Data items:
****

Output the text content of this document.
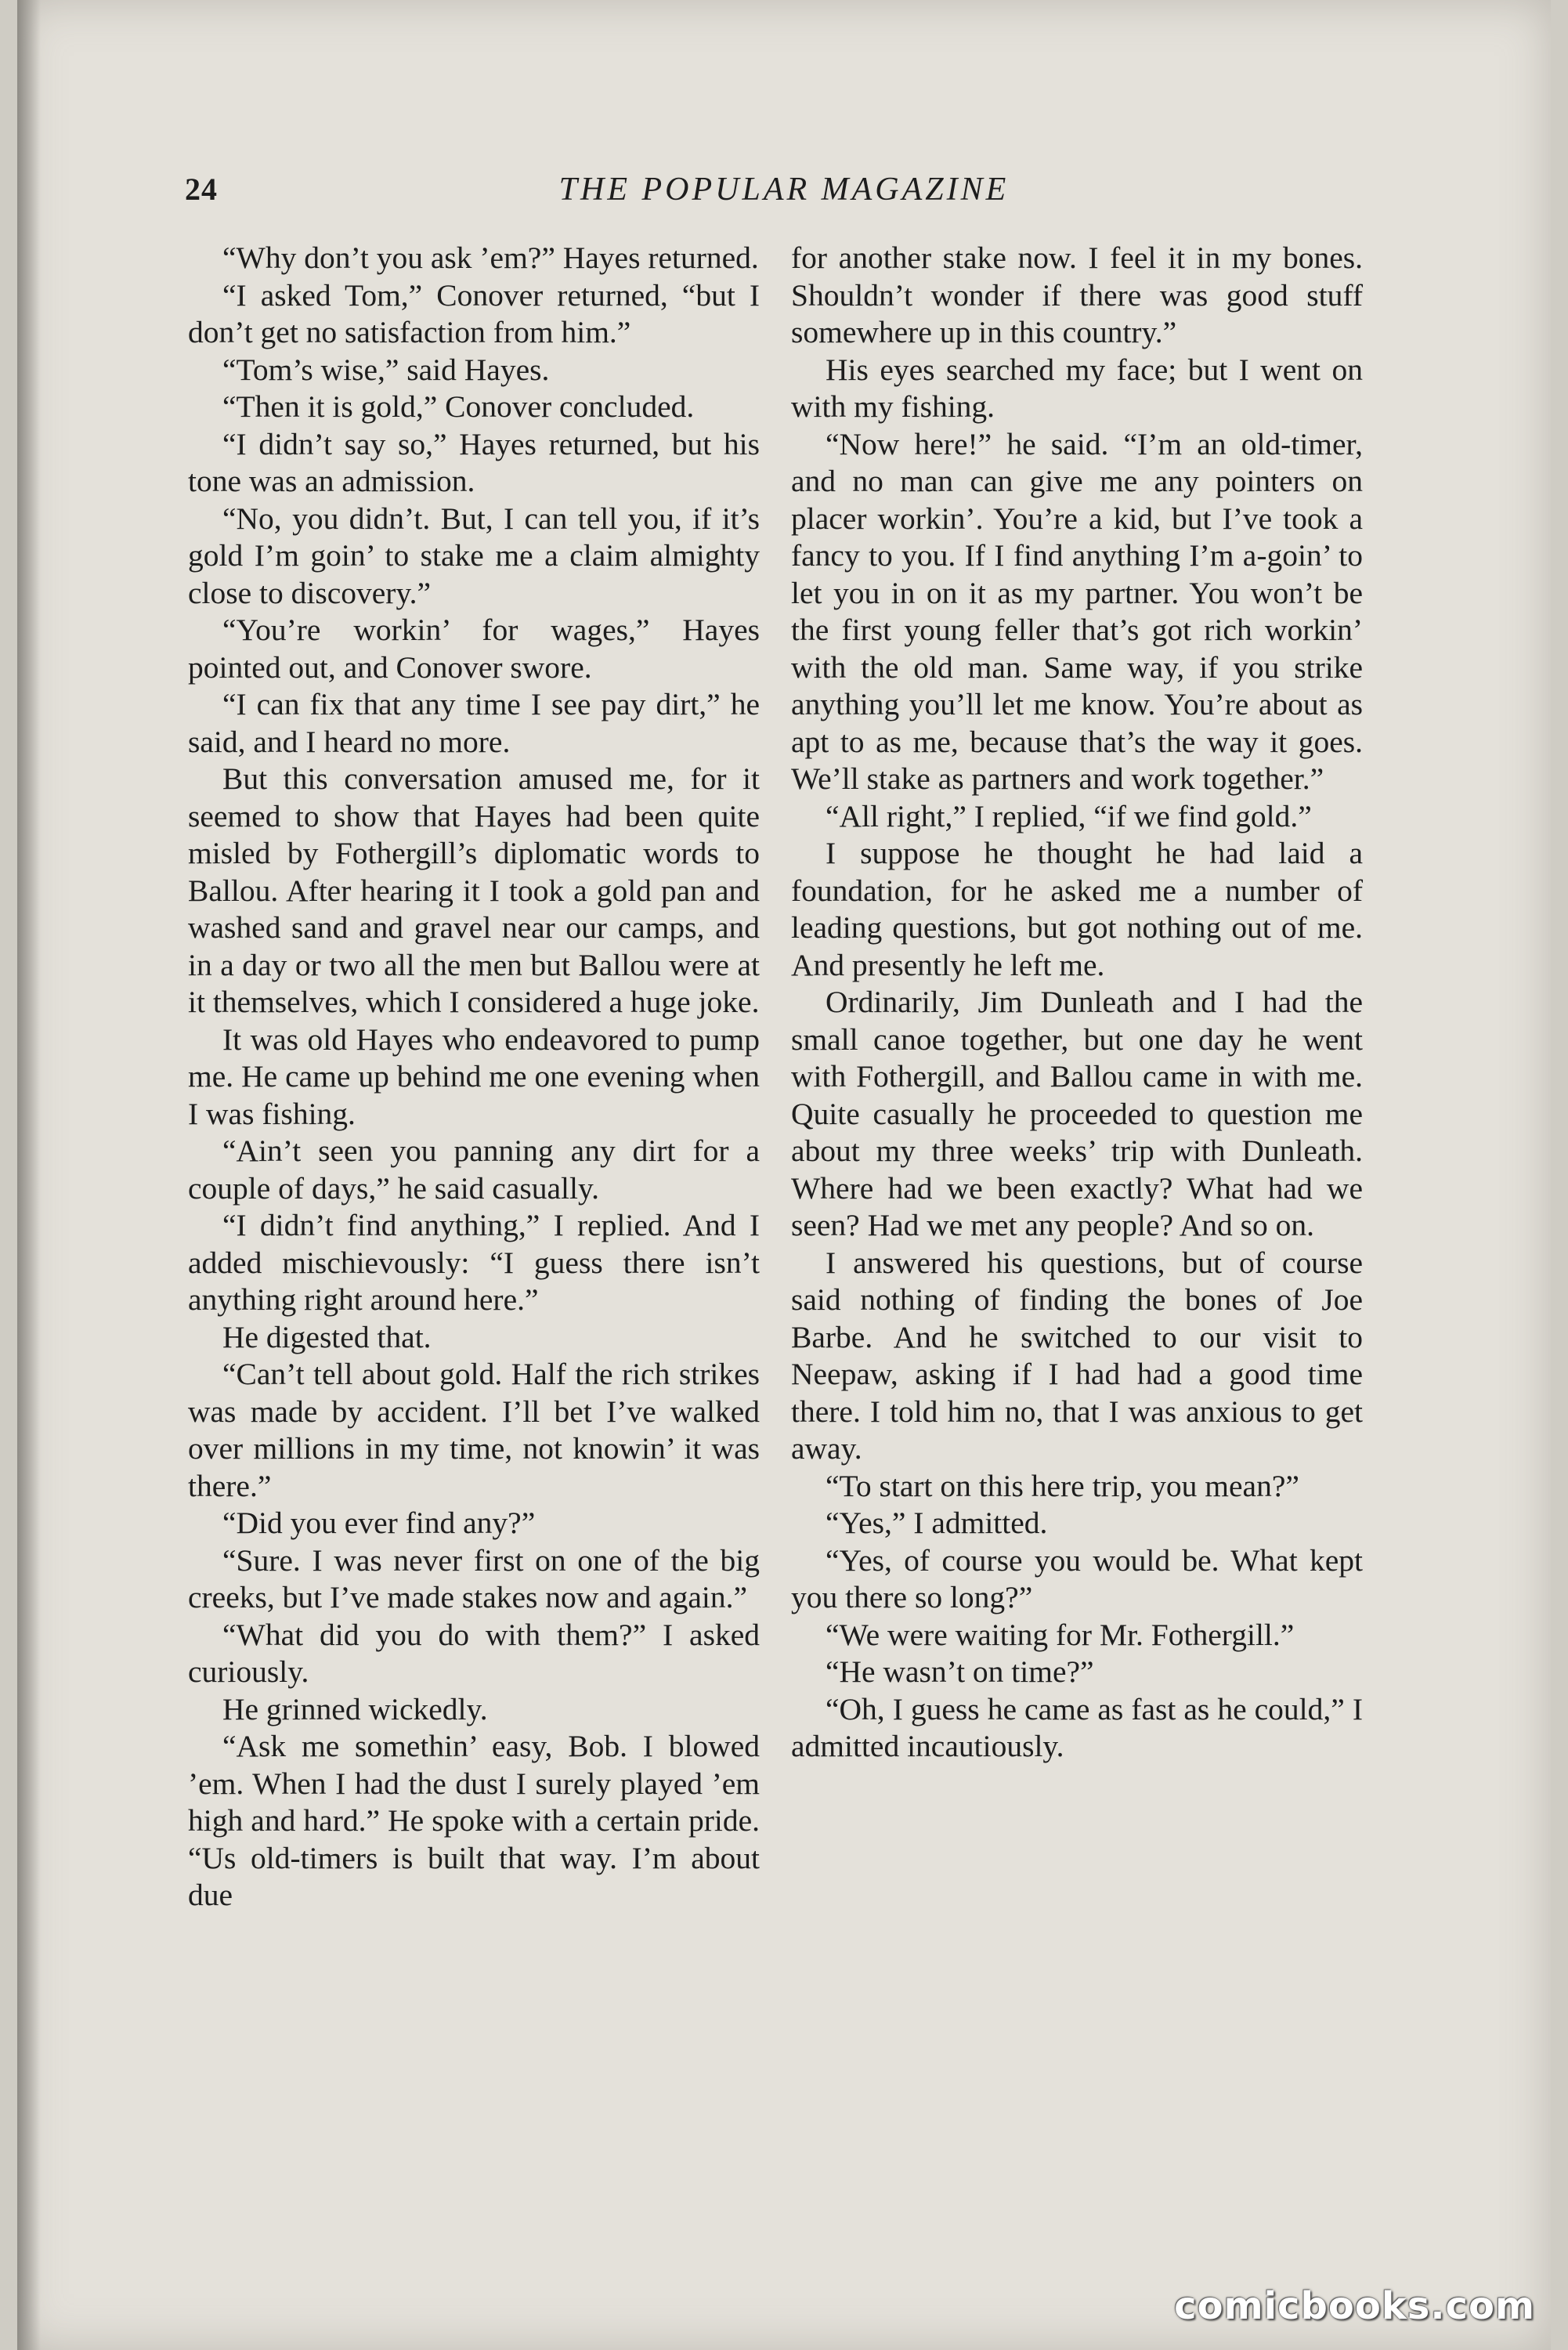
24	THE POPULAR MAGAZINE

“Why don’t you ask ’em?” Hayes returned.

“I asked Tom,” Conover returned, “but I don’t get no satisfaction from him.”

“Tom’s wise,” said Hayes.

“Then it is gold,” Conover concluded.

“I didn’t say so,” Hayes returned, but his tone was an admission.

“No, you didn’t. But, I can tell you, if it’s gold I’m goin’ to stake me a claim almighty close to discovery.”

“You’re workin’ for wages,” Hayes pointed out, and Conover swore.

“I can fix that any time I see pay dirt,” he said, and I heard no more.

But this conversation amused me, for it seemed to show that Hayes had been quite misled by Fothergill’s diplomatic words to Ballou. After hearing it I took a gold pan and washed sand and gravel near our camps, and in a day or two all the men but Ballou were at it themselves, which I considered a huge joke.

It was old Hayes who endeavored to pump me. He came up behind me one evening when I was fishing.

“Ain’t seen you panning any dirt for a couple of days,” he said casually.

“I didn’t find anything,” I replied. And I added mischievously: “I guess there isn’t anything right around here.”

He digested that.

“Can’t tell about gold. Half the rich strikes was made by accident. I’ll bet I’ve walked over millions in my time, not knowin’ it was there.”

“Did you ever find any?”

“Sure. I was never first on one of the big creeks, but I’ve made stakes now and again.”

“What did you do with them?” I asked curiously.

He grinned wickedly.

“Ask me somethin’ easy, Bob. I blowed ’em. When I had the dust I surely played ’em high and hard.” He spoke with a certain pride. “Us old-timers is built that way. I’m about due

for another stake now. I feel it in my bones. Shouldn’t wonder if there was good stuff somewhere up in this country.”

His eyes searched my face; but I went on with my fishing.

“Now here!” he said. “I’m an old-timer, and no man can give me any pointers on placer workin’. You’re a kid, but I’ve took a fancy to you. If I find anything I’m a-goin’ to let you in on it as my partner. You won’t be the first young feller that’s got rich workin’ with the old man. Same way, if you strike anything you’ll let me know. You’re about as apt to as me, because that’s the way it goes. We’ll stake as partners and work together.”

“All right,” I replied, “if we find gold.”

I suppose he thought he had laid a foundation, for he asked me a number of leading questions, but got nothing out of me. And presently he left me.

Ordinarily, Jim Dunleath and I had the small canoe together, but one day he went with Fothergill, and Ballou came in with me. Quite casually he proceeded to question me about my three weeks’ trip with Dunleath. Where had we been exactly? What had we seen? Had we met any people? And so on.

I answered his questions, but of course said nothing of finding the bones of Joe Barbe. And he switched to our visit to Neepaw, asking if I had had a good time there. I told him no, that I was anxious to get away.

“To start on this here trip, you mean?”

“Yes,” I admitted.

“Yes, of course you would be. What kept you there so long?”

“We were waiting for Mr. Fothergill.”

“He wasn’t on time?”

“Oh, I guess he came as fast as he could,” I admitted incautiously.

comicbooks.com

****

Copy the records word for word, leaving no picture in the copy.

Correct response:
Output the text content of this document.
24	THE POPULAR MAGAZINE

“Why don’t you ask ’em?” Hayes returned.

“I asked Tom,” Conover returned, “but I don’t get no satisfaction from him.”

“Tom’s wise,” said Hayes.

“Then it is gold,” Conover concluded.

“I didn’t say so,” Hayes returned, but his tone was an admission.

“No, you didn’t. But, I can tell you, if it’s gold I’m goin’ to stake me a claim almighty close to discovery.”

“You’re workin’ for wages,” Hayes pointed out, and Conover swore.

“I can fix that any time I see pay dirt,” he said, and I heard no more.

But this conversation amused me, for it seemed to show that Hayes had been quite misled by Fothergill’s diplomatic words to Ballou. After hearing it I took a gold pan and washed sand and gravel near our camps, and in a day or two all the men but Ballou were at it themselves, which I considered a huge joke.

It was old Hayes who endeavored to pump me. He came up behind me one evening when I was fishing.

“Ain’t seen you panning any dirt for a couple of days,” he said casually.

“I didn’t find anything,” I replied. And I added mischievously: “I guess there isn’t anything right around here.”

He digested that.

“Can’t tell about gold. Half the rich strikes was made by accident. I’ll bet I’ve walked over millions in my time, not knowin’ it was there.”

“Did you ever find any?”

“Sure. I was never first on one of the big creeks, but I’ve made stakes now and again.”

“What did you do with them?” I asked curiously.

He grinned wickedly.

“Ask me somethin’ easy, Bob. I blowed ’em. When I had the dust I surely played ’em high and hard.” He spoke with a certain pride. “Us old-timers is built that way. I’m about due

for another stake now. I feel it in my bones. Shouldn’t wonder if there was good stuff somewhere up in this country.”

His eyes searched my face; but I went on with my fishing.

“Now here!” he said. “I’m an old-timer, and no man can give me any pointers on placer workin’. You’re a kid, but I’ve took a fancy to you. If I find anything I’m a-goin’ to let you in on it as my partner. You won’t be the first young feller that’s got rich workin’ with the old man. Same way, if you strike anything you’ll let me know. You’re about as apt to as me, because that’s the way it goes. We’ll stake as partners and work together.”

“All right,” I replied, “if we find gold.”

I suppose he thought he had laid a foundation, for he asked me a number of leading questions, but got nothing out of me. And presently he left me.

Ordinarily, Jim Dunleath and I had the small canoe together, but one day he went with Fothergill, and Ballou came in with me. Quite casually he proceeded to question me about my three weeks’ trip with Dunleath. Where had we been exactly? What had we seen? Had we met any people? And so on.

I answered his questions, but of course said nothing of finding the bones of Joe Barbe. And he switched to our visit to Neepaw, asking if I had had a good time there. I told him no, that I was anxious to get away.

“To start on this here trip, you mean?”

“Yes,” I admitted.

“Yes, of course you would be. What kept you there so long?”

“We were waiting for Mr. Fothergill.”

“He wasn’t on time?”

“Oh, I guess he came as fast as he could,” I admitted incautiously.

comicbooks.com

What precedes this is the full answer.